**EXERCISE BRIEF:**
Look for the word "object" in each line and report the count of matching lines, with nothing added.

**SUPPLIED RECORDS:**
------------------------------------------------

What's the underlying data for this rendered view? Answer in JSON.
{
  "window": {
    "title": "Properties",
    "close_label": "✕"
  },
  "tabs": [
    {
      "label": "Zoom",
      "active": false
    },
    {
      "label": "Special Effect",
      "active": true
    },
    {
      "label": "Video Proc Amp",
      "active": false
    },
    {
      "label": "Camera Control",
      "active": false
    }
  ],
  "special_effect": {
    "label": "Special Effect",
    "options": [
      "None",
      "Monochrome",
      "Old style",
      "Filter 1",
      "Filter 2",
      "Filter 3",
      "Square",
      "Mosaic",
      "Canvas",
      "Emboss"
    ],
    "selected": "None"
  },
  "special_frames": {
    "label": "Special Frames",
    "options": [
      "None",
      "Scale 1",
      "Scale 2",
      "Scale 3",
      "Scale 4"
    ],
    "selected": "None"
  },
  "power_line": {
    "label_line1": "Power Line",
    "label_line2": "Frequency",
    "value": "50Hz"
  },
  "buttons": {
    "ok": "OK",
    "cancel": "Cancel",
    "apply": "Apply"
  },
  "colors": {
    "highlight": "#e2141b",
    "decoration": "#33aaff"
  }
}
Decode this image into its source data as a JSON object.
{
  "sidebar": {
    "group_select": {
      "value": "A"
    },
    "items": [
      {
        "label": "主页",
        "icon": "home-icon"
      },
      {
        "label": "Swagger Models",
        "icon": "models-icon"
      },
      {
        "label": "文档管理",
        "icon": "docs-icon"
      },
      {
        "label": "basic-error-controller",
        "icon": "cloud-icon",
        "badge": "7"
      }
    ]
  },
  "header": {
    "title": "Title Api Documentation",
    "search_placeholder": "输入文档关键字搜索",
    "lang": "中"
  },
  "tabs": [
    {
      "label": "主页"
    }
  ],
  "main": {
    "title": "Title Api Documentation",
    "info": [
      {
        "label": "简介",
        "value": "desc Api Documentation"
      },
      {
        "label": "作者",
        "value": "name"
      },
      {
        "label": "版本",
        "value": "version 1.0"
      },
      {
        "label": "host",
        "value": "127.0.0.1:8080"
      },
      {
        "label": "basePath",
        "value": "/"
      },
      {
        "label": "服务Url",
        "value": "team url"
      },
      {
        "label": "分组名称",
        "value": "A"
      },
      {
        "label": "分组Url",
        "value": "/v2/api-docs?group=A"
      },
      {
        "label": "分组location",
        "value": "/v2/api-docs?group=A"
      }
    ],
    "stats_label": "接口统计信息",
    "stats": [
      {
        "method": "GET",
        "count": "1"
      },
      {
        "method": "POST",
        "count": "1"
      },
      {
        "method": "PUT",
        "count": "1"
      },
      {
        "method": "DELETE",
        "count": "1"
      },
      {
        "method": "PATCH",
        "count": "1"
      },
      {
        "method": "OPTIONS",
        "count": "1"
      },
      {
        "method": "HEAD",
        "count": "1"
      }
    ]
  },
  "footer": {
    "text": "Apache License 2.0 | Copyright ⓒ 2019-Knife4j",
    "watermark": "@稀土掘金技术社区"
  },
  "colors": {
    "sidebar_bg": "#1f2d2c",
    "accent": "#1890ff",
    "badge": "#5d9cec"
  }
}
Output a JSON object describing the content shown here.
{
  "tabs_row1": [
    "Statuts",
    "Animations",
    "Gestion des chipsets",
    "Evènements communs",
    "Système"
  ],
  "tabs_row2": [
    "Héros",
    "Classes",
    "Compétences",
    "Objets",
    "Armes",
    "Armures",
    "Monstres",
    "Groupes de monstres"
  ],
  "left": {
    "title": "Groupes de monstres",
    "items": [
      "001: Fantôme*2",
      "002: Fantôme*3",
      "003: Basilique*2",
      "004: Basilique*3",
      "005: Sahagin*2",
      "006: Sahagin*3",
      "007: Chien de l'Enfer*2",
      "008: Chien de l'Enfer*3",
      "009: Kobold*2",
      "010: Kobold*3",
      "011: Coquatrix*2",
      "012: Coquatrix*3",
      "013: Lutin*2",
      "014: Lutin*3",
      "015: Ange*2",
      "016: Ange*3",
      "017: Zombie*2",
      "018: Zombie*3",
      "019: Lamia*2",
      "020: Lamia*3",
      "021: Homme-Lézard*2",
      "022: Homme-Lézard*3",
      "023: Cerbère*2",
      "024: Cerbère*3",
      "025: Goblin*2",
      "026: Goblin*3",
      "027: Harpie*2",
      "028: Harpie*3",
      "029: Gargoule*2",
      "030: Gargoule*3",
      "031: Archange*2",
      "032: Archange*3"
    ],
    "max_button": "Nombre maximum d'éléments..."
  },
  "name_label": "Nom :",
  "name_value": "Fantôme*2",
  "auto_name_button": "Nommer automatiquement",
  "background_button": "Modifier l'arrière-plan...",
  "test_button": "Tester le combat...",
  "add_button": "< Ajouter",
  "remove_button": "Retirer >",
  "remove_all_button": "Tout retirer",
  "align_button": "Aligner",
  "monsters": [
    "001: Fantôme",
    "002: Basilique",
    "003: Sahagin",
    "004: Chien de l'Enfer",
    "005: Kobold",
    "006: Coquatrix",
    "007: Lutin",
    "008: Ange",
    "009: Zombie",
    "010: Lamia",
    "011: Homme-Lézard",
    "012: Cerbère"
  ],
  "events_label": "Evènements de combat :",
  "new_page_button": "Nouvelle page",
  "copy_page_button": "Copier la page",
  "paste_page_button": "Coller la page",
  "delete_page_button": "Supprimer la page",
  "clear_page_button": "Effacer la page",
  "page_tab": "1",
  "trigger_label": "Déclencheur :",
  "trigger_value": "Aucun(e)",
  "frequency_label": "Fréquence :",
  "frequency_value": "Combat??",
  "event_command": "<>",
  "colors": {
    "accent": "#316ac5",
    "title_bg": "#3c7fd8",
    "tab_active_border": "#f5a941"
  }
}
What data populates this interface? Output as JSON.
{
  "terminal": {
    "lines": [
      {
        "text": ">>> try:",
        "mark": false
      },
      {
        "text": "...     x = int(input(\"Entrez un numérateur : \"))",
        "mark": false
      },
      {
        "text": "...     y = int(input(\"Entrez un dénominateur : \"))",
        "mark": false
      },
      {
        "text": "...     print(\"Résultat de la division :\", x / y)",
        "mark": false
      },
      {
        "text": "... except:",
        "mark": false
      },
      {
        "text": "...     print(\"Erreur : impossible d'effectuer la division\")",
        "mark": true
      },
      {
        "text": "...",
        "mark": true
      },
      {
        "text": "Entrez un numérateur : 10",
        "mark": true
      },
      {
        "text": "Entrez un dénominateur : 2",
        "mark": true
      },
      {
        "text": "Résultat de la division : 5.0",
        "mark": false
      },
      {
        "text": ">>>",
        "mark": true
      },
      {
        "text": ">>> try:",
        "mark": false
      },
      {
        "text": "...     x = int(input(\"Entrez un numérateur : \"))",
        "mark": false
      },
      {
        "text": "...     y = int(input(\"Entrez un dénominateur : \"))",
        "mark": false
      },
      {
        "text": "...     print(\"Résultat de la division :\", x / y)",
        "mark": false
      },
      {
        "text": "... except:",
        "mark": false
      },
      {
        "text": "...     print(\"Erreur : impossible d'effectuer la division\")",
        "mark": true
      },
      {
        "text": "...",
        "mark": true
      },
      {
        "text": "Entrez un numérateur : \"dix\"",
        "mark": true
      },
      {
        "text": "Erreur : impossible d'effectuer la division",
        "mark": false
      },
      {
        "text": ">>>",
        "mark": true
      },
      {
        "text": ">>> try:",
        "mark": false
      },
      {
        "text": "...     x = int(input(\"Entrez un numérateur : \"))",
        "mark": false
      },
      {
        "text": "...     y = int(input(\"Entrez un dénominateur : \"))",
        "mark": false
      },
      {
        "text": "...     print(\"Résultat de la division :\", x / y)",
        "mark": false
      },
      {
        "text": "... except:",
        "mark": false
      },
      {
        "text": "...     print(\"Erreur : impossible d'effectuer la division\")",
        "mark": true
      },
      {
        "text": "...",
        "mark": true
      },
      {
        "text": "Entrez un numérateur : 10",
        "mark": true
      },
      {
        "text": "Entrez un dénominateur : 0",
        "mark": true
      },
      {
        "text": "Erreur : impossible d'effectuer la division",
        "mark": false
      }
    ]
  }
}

------------------------------------------------

**SOLUTION TO THIS TASK:**
2